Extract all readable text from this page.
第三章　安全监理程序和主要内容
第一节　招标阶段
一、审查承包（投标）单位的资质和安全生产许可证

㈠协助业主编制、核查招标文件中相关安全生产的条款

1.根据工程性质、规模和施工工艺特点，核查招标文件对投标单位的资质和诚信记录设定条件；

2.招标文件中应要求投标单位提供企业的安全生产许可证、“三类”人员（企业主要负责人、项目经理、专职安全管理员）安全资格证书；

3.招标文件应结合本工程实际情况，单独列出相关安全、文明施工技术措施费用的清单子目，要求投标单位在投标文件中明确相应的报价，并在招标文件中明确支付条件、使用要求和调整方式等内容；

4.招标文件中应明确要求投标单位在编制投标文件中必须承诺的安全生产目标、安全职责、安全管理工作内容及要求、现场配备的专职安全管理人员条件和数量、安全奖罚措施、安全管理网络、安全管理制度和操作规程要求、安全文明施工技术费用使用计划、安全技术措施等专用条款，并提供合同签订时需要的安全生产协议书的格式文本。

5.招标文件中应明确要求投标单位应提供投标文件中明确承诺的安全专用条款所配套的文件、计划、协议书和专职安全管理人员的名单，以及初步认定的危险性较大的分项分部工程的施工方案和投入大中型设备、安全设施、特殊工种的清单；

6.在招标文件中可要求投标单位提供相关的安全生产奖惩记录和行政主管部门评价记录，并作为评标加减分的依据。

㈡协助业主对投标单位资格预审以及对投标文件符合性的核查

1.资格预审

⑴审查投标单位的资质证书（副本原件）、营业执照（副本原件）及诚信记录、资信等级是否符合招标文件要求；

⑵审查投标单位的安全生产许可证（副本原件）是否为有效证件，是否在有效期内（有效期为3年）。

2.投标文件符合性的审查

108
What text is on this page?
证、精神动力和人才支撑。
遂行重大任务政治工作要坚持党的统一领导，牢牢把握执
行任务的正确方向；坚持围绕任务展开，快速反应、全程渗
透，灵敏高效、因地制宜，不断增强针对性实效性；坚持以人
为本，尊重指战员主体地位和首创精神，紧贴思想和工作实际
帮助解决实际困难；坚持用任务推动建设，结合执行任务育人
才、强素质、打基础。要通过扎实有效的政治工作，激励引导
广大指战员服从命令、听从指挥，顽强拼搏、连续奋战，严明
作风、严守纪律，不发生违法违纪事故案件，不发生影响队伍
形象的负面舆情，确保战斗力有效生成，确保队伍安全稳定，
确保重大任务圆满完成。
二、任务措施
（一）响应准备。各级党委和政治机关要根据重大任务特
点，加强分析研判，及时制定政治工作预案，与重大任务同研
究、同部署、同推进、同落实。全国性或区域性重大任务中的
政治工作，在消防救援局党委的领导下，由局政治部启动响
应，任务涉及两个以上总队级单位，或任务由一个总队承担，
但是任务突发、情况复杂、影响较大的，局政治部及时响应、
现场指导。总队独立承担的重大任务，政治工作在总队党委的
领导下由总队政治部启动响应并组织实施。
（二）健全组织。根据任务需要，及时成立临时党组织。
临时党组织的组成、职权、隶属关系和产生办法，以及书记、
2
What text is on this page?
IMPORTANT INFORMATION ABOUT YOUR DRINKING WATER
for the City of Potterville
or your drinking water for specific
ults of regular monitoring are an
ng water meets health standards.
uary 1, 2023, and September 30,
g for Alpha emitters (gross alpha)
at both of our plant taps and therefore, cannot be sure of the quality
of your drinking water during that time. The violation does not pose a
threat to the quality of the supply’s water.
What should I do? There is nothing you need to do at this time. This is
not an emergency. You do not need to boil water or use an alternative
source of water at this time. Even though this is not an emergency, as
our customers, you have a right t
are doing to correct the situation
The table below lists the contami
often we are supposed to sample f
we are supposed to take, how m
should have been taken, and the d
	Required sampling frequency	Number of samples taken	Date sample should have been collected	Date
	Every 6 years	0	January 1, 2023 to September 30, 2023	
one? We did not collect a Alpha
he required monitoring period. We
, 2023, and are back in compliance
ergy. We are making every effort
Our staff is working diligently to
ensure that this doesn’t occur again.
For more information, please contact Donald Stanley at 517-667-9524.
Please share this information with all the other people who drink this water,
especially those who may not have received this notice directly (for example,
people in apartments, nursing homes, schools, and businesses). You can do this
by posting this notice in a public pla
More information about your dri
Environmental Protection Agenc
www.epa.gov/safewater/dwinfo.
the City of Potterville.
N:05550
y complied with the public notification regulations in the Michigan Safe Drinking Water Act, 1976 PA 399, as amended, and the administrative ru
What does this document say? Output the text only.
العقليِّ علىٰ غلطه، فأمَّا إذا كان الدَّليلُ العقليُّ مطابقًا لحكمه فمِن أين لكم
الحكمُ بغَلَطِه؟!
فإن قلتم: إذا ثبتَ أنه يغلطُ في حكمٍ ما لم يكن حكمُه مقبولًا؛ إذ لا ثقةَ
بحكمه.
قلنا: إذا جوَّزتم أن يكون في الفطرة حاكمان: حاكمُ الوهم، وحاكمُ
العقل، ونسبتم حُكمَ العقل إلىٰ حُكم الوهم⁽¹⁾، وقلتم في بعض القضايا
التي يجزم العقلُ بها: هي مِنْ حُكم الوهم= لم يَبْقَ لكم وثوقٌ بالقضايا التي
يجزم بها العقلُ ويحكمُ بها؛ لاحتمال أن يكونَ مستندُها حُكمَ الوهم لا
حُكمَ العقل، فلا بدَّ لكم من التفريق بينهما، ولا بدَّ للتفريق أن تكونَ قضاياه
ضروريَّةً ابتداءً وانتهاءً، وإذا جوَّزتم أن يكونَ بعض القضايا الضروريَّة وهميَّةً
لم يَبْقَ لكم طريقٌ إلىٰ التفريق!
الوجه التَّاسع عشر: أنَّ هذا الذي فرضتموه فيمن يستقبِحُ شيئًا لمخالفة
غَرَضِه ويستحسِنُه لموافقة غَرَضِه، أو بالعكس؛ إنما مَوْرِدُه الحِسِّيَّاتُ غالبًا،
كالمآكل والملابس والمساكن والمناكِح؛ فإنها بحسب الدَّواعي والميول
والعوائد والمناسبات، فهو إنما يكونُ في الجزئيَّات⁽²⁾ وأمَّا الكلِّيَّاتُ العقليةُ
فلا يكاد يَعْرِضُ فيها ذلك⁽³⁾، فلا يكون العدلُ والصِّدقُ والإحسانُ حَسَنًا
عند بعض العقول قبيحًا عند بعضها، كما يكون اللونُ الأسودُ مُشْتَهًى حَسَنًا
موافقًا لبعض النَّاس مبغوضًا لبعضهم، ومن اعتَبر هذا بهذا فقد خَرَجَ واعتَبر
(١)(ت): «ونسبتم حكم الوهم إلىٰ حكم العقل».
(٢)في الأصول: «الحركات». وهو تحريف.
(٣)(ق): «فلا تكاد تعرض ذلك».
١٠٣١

------------------------------------------------------------

Exercise aim. Work out how many lines above have the string "public" in them, and give only the number.

Result below. 2